##### Excerpt

If you’ve spent the weeks preceding Chancellor Rachel Reeves’ first budget working hard to establish whether you’re a working person, then the Autumn Budget Statement provided some, if not quite all of the answers.
Entrepreneurialism drives innovation
At our best, Britain is an economy of innovators, inventors and problem solvers. A nation of entrepreneurial spirit. Yet the nation’s entrepreneurs could be justified in feeling a little bruised right now. Failure to protect and cherish our technology entrepreneurs risks slowing the rate of innovation. Greater emphasis on capital generation beyond the reserved tendencies of capital preservation may be needed to fuel the flames of progress, and if innovation is the vanguard of the UK economy, let’s be careful not to blunt the bayonet that leads the charge.

##########

#### [Do this]
Copy out the budget commentary above word for word, in full.

##### Records shown

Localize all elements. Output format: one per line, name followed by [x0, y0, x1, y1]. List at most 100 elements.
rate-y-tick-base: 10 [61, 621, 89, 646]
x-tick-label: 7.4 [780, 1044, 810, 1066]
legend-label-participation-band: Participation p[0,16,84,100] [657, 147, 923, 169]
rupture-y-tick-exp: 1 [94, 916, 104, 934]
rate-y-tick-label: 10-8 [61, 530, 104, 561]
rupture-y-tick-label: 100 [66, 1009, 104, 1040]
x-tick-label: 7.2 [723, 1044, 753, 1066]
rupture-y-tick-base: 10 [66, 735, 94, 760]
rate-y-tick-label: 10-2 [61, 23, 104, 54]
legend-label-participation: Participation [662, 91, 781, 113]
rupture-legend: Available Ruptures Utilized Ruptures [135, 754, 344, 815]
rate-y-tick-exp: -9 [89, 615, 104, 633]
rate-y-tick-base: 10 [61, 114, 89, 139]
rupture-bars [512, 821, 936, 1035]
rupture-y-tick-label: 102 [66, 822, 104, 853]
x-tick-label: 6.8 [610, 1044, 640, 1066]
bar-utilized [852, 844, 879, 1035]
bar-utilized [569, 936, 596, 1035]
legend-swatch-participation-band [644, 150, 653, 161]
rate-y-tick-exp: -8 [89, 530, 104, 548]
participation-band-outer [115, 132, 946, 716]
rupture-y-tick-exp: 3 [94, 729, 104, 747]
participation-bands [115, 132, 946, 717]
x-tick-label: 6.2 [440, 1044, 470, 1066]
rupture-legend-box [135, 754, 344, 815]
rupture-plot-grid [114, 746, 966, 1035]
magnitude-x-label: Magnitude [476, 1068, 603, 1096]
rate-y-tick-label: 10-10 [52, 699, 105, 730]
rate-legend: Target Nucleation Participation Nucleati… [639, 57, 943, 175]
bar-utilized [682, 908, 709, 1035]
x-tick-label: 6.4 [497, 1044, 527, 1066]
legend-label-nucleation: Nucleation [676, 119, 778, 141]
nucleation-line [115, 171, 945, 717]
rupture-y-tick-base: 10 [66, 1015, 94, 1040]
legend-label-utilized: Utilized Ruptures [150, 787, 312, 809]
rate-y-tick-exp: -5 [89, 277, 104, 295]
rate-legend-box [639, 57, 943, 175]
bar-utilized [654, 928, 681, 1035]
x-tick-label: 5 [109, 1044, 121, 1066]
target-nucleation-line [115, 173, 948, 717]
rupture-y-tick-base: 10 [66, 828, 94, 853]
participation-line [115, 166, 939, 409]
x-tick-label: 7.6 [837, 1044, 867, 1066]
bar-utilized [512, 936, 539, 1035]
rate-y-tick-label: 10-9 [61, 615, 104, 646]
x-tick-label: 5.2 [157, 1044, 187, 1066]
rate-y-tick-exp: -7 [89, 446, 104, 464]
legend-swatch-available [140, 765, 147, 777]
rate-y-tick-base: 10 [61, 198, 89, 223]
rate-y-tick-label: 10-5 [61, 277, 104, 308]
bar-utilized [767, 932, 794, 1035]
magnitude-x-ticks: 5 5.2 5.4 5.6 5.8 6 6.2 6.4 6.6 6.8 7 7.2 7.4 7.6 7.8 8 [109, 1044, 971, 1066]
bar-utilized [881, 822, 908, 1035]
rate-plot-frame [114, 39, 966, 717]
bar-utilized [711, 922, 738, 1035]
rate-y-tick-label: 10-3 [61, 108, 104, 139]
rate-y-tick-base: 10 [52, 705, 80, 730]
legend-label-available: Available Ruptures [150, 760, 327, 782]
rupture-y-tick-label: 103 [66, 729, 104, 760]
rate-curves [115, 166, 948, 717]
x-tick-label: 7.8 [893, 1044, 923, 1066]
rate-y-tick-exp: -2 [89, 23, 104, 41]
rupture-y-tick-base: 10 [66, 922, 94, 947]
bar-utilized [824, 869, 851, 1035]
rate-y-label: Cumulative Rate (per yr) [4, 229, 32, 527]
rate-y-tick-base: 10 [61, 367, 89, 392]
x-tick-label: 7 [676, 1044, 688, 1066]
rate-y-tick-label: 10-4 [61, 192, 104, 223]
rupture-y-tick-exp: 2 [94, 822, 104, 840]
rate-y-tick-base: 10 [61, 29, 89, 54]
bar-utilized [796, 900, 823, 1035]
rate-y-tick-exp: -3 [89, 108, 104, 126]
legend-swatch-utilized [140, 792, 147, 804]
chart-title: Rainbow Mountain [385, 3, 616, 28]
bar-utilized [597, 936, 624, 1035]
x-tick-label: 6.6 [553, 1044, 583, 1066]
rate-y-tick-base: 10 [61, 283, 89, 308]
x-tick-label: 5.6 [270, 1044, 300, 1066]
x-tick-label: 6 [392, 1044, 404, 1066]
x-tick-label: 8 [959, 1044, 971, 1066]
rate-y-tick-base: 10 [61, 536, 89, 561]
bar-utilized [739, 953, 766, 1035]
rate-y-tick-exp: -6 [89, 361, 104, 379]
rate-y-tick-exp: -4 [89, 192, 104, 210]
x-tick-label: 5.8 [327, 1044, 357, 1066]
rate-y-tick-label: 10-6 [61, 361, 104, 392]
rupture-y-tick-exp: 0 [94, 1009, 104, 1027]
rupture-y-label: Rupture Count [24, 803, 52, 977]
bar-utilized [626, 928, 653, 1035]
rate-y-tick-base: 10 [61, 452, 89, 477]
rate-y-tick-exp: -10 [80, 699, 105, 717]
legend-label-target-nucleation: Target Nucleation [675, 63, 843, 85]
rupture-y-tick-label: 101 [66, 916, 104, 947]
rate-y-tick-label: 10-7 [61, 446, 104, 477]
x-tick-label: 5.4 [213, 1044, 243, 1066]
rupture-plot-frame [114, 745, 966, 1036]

##########

#### [Finished answer]
If you’ve spent the weeks preceding Chancellor Rachel Reeves’ first budget working hard to establish whether you’re a working person, then the Autumn Budget Statement provided some, if not quite all of the answers.
Entrepreneurialism drives innovation
At our best, Britain is an economy of innovators, inventors and problem solvers. A nation of entrepreneurial spirit. Yet the nation’s entrepreneurs could be justified in feeling a little bruised right now. Failure to protect and cherish our technology entrepreneurs risks slowing the rate of innovation. Greater emphasis on capital generation beyond the reserved tendencies of capital preservation may be needed to fuel the flames of progress, and if innovation is the vanguard of the UK economy, let’s be careful not to blunt the bayonet that leads the charge.